[Stored dataset items]
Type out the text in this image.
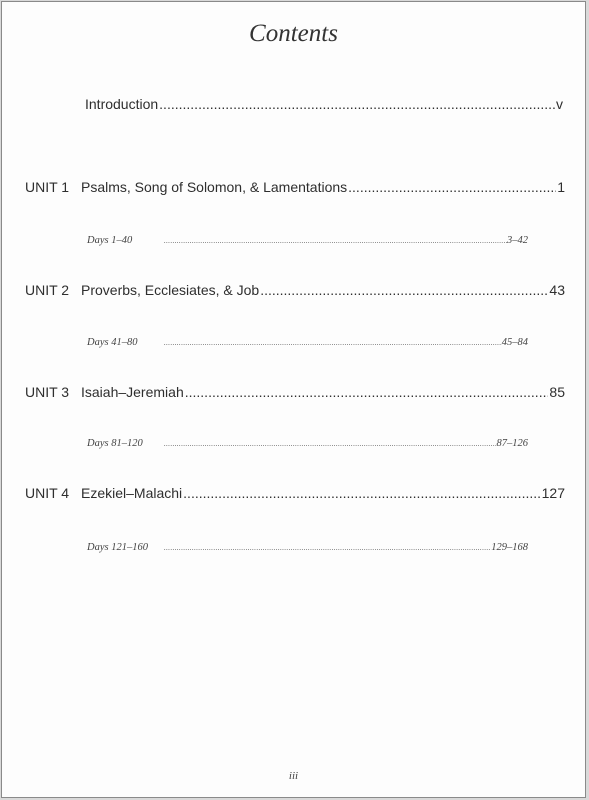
Contents
Introduction .....	v
UNIT 1 Psalms, Song of Solomon, & Lamentations .....	1
Days 1–40 .....	3–42
UNIT 2 Proverbs, Ecclesiates, & Job .....	43
Days 41–80 .....	45–84
UNIT 3 Isaiah–Jeremiah .....	85
Days 81–120 .....	87–126
UNIT 4 Ezekiel–Malachi .....	127
Days 121–160 .....	129–168
iii
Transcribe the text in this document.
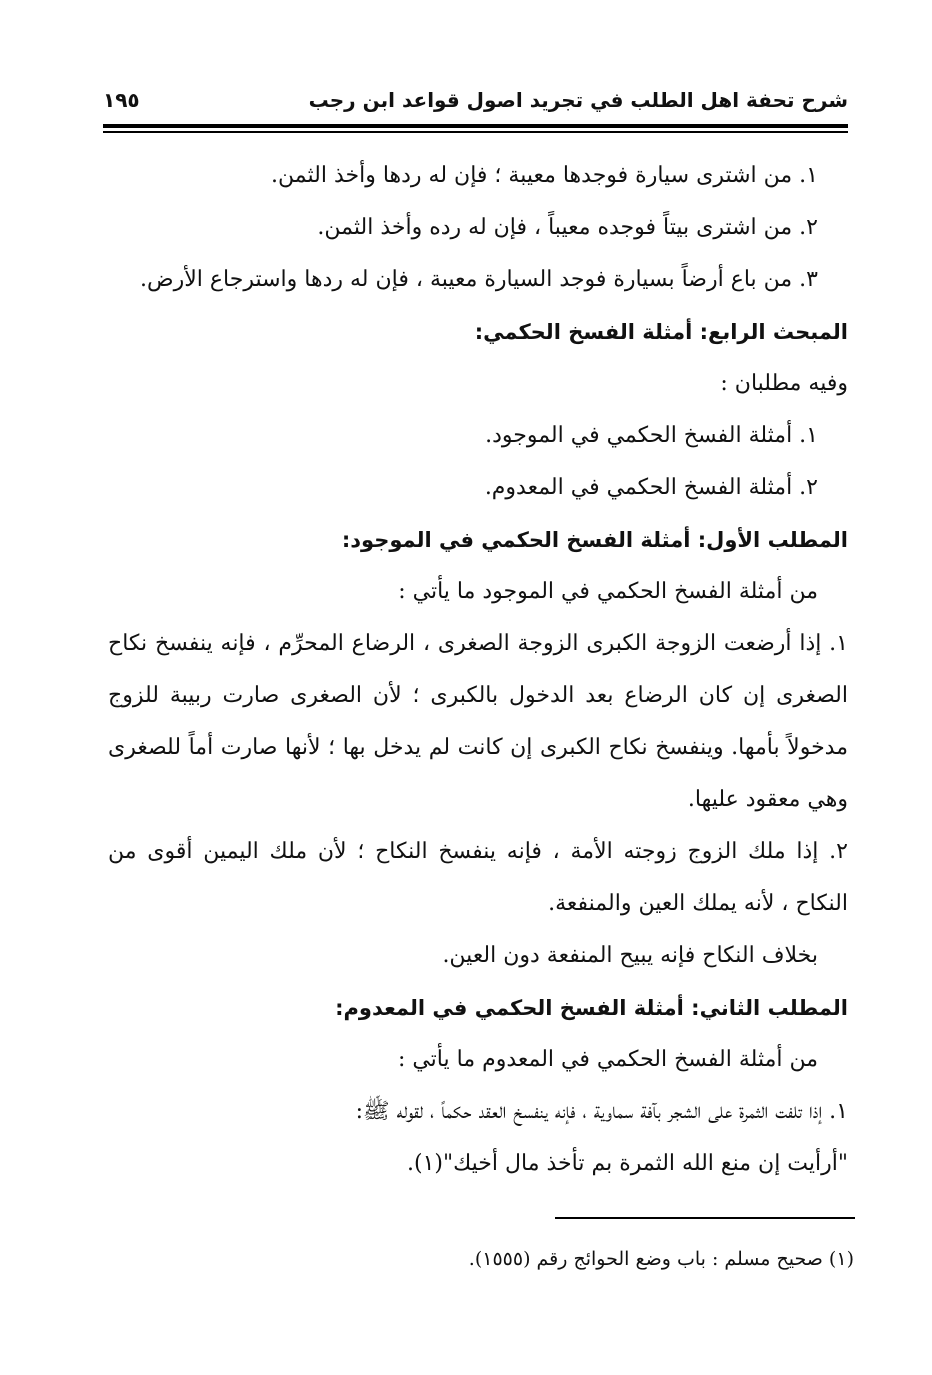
شرح تحفة اهل الطلب في تجريد اصول قواعد ابن رجب
١٩٥
١. من اشترى سيارة فوجدها معيبة ؛ فإن له ردها وأخذ الثمن.
٢. من اشترى بيتاً فوجده معيباً ، فإن له رده وأخذ الثمن.
٣. من باع أرضاً بسيارة فوجد السيارة معيبة ، فإن له ردها واسترجاع الأرض.
المبحث الرابع: أمثلة الفسخ الحكمي:
وفيه مطلبان :
١. أمثلة الفسخ الحكمي في الموجود.
٢. أمثلة الفسخ الحكمي في المعدوم.
المطلب الأول: أمثلة الفسخ الحكمي في الموجود:
من أمثلة الفسخ الحكمي في الموجود ما يأتي :
١. إذا أرضعت الزوجة الكبرى الزوجة الصغرى ، الرضاع المحرِّم ، فإنه ينفسخ نكاح الصغرى إن كان الرضاع بعد الدخول بالكبرى ؛ لأن الصغرى صارت ربيبة للزوج مدخولاً بأمها. وينفسخ نكاح الكبرى إن كانت لم يدخل بها ؛ لأنها صارت أماً للصغرى وهي معقود عليها.
٢. إذا ملك الزوج زوجته الأمة ، فإنه ينفسخ النكاح ؛ لأن ملك اليمين أقوى من النكاح ، لأنه يملك العين والمنفعة.
بخلاف النكاح فإنه يبيح المنفعة دون العين.
المطلب الثاني: أمثلة الفسخ الحكمي في المعدوم:
من أمثلة الفسخ الحكمي في المعدوم ما يأتي :
١. إذا تلفت الثمرة على الشجر بآفة سماوية ، فإنه ينفسخ العقد حكماً ، لقوله ﷺ:
"أرأيت إن منع الله الثمرة بم تأخذ مال أخيك"(١).
(١) صحيح مسلم : باب وضع الحوائج رقم (١٥٥٥).
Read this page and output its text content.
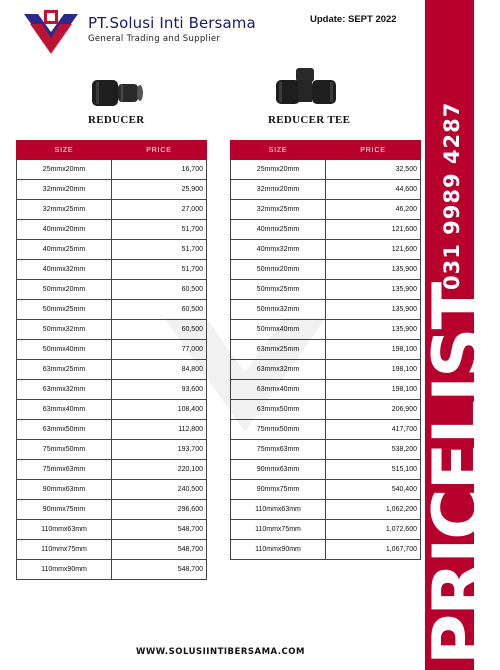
PT.Solusi Inti Bersama
General Trading and Supplier
Update: SEPT 2022
031 9989 4287
PRICELIST
REDUCER	REDUCER TEE
SIZE	PRICE
25mmx20mm	16,700
32mmx20mm	25,900
32mmx25mm	27,000
40mmx20mm	51,700
40mmx25mm	51,700
40mmx32mm	51,700
50mmx20mm	60,500
50mmx25mm	60,500
50mmx32mm	60,500
50mmx40mm	77,000
63mmx25mm	84,800
63mmx32mm	93,600
63mmx40mm	108,400
63mmx50mm	112,800
75mmx50mm	193,700
75mmx63mm	220,100
90mmx63mm	240,500
90mmx75mm	296,600
110mmx63mm	548,700
110mmx75mm	548,700
110mmx90mm	548,700
SIZE	PRICE
25mmx20mm	32,500
32mmx20mm	44,600
32mmx25mm	46,200
40mmx25mm	121,600
40mmx32mm	121,600
50mmx20mm	135,900
50mmx25mm	135,900
50mmx32mm	135,900
50mmx40mm	135,900
63mmx25mm	198,100
63mmx32mm	198,100
63mmx40mm	198,100
63mmx50mm	206,900
75mmx50mm	417,700
75mmx63mm	538,200
90mmx63mm	515,100
90mmx75mm	540,400
110mmx63mm	1,062,200
110mmx75mm	1,072,600
110mmx90mm	1,067,700
WWW.SOLUSIINTIBERSAMA.COM
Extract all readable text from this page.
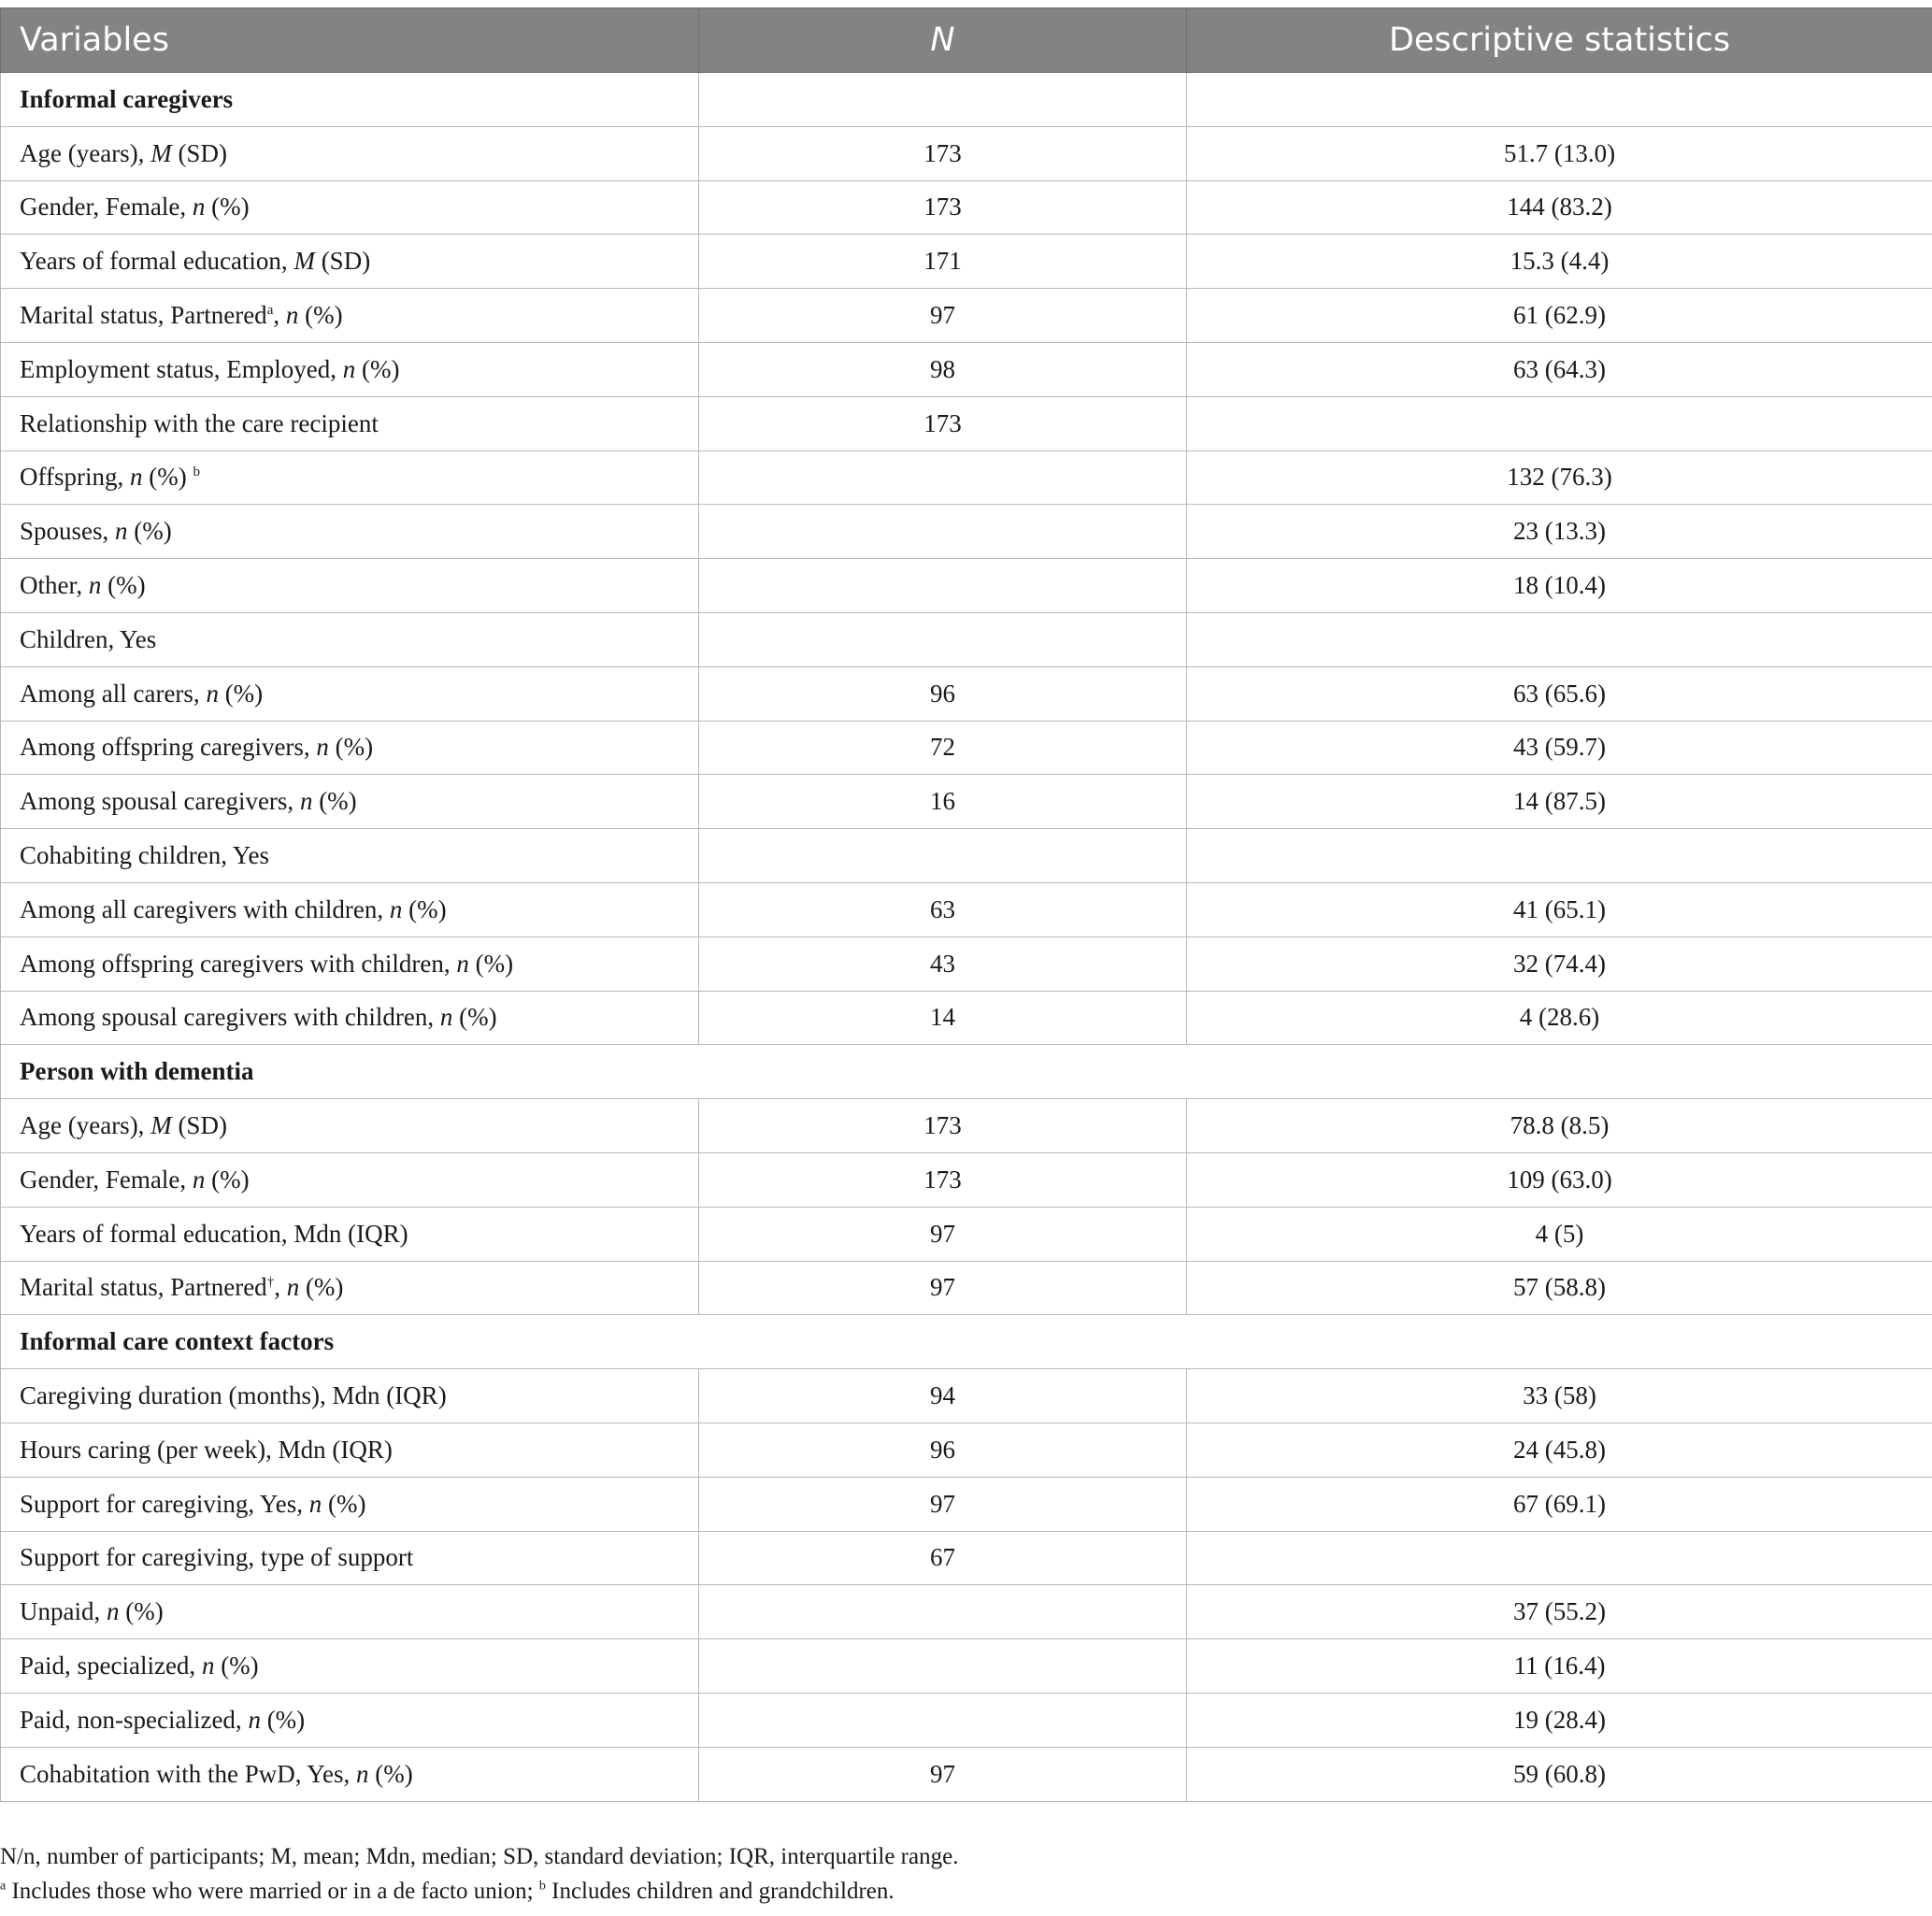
Variables	N	Descriptive statistics
Informal caregivers		
Age (years), M (SD)	173	51.7 (13.0)
Gender, Female, n (%)	173	144 (83.2)
Years of formal education, M (SD)	171	15.3 (4.4)
Marital status, Partnered$^a$, n (%)	97	61 (62.9)
Employment status, Employed, n (%)	98	63 (64.3)
Relationship with the care recipient	173	
Offspring, n (%) $^b$		132 (76.3)
Spouses, n (%)		23 (13.3)
Other, n (%)		18 (10.4)
Children, Yes		
Among all carers, n (%)	96	63 (65.6)
Among offspring caregivers, n (%)	72	43 (59.7)
Among spousal caregivers, n (%)	16	14 (87.5)
Cohabiting children, Yes		
Among all caregivers with children, n (%)	63	41 (65.1)
Among offspring caregivers with children, n (%)	43	32 (74.4)
Among spousal caregivers with children, n (%)	14	4 (28.6)
Person with dementia		
Age (years), M (SD)	173	78.8 (8.5)
Gender, Female, n (%)	173	109 (63.0)
Years of formal education, Mdn (IQR)	97	4 (5)
Marital status, Partnered†, n (%)	97	57 (58.8)
Informal care context factors		
Caregiving duration (months), Mdn (IQR)	94	33 (58)
Hours caring (per week), Mdn (IQR)	96	24 (45.8)
Support for caregiving, Yes, n (%)	97	67 (69.1)
Support for caregiving, type of support	67	
Unpaid, n (%)		37 (55.2)
Paid, specialized, n (%)		11 (16.4)
Paid, non-specialized, n (%)		19 (28.4)
Cohabitation with the PwD, Yes, n (%)	97	59 (60.8)
N/n, number of participants; M, mean; Mdn, median; SD, standard deviation; IQR, interquartile range.
$^a$ Includes those who were married or in a de facto union; $^b$ Includes children and grandchildren.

● Task instructions
Drop the images and quote the entries word for word.

● Answer to this problem
Type out the text in this image.
Contents
Introduction .....	v
UNIT 1 Psalms, Song of Solomon, & Lamentations .....	1
Days 1–40 .....	3–42
UNIT 2 Proverbs, Ecclesiates, & Job .....	43
Days 41–80 .....	45–84
UNIT 3 Isaiah–Jeremiah .....	85
Days 81–120 .....	87–126
UNIT 4 Ezekiel–Malachi .....	127
Days 121–160 .....	129–168
iii
Transcribe the text in this document.
شرح تحفة اهل الطلب في تجريد اصول قواعد ابن رجب
١٩٥
١. من اشترى سيارة فوجدها معيبة ؛ فإن له ردها وأخذ الثمن.
٢. من اشترى بيتاً فوجده معيباً ، فإن له رده وأخذ الثمن.
٣. من باع أرضاً بسيارة فوجد السيارة معيبة ، فإن له ردها واسترجاع الأرض.
المبحث الرابع: أمثلة الفسخ الحكمي:
وفيه مطلبان :
١. أمثلة الفسخ الحكمي في الموجود.
٢. أمثلة الفسخ الحكمي في المعدوم.
المطلب الأول: أمثلة الفسخ الحكمي في الموجود:
من أمثلة الفسخ الحكمي في الموجود ما يأتي :
١. إذا أرضعت الزوجة الكبرى الزوجة الصغرى ، الرضاع المحرِّم ، فإنه ينفسخ نكاح الصغرى إن كان الرضاع بعد الدخول بالكبرى ؛ لأن الصغرى صارت ربيبة للزوج مدخولاً بأمها. وينفسخ نكاح الكبرى إن كانت لم يدخل بها ؛ لأنها صارت أماً للصغرى وهي معقود عليها.
٢. إذا ملك الزوج زوجته الأمة ، فإنه ينفسخ النكاح ؛ لأن ملك اليمين أقوى من النكاح ، لأنه يملك العين والمنفعة.
بخلاف النكاح فإنه يبيح المنفعة دون العين.
المطلب الثاني: أمثلة الفسخ الحكمي في المعدوم:
من أمثلة الفسخ الحكمي في المعدوم ما يأتي :
١. إذا تلفت الثمرة على الشجر بآفة سماوية ، فإنه ينفسخ العقد حكماً ، لقوله ﷺ:
"أرأيت إن منع الله الثمرة بم تأخذ مال أخيك"(١).
(١) صحيح مسلم : باب وضع الحوائج رقم (١٥٥٥).
Read this page and output its text content.
PT.Solusi Inti Bersama
General Trading and Supplier
Update: SEPT 2022
031 9989 4287
PRICELIST
REDUCER	REDUCER TEE
SIZE	PRICE
25mmx20mm	16,700
32mmx20mm	25,900
32mmx25mm	27,000
40mmx20mm	51,700
40mmx25mm	51,700
40mmx32mm	51,700
50mmx20mm	60,500
50mmx25mm	60,500
50mmx32mm	60,500
50mmx40mm	77,000
63mmx25mm	84,800
63mmx32mm	93,600
63mmx40mm	108,400
63mmx50mm	112,800
75mmx50mm	193,700
75mmx63mm	220,100
90mmx63mm	240,500
90mmx75mm	296,600
110mmx63mm	548,700
110mmx75mm	548,700
110mmx90mm	548,700
SIZE	PRICE
25mmx20mm	32,500
32mmx20mm	44,600
32mmx25mm	46,200
40mmx25mm	121,600
40mmx32mm	121,600
50mmx20mm	135,900
50mmx25mm	135,900
50mmx32mm	135,900
50mmx40mm	135,900
63mmx25mm	198,100
63mmx32mm	198,100
63mmx40mm	198,100
63mmx50mm	206,900
75mmx50mm	417,700
75mmx63mm	538,200
90mmx63mm	515,100
90mmx75mm	540,400
110mmx63mm	1,062,200
110mmx75mm	1,072,600
110mmx90mm	1,067,700
WWW.SOLUSIINTIBERSAMA.COM
Extract all readable text from this page.
Variables	N	Descriptive statistics
Informal caregivers		
Age (years), M (SD)	173	51.7 (13.0)
Gender, Female, n (%)	173	144 (83.2)
Years of formal education, M (SD)	171	15.3 (4.4)
Marital status, Partnered$^a$, n (%)	97	61 (62.9)
Employment status, Employed, n (%)	98	63 (64.3)
Relationship with the care recipient	173	
Offspring, n (%) $^b$		132 (76.3)
Spouses, n (%)		23 (13.3)
Other, n (%)		18 (10.4)
Children, Yes		
Among all carers, n (%)	96	63 (65.6)
Among offspring caregivers, n (%)	72	43 (59.7)
Among spousal caregivers, n (%)	16	14 (87.5)
Cohabiting children, Yes		
Among all caregivers with children, n (%)	63	41 (65.1)
Among offspring caregivers with children, n (%)	43	32 (74.4)
Among spousal caregivers with children, n (%)	14	4 (28.6)
Person with dementia		
Age (years), M (SD)	173	78.8 (8.5)
Gender, Female, n (%)	173	109 (63.0)
Years of formal education, Mdn (IQR)	97	4 (5)
Marital status, Partnered†, n (%)	97	57 (58.8)
Informal care context factors		
Caregiving duration (months), Mdn (IQR)	94	33 (58)
Hours caring (per week), Mdn (IQR)	96	24 (45.8)
Support for caregiving, Yes, n (%)	97	67 (69.1)
Support for caregiving, type of support	67	
Unpaid, n (%)		37 (55.2)
Paid, specialized, n (%)		11 (16.4)
Paid, non-specialized, n (%)		19 (28.4)
Cohabitation with the PwD, Yes, n (%)	97	59 (60.8)
N/n, number of participants; M, mean; Mdn, median; SD, standard deviation; IQR, interquartile range.
$^a$ Includes those who were married or in a de facto union; $^b$ Includes children and grandchildren.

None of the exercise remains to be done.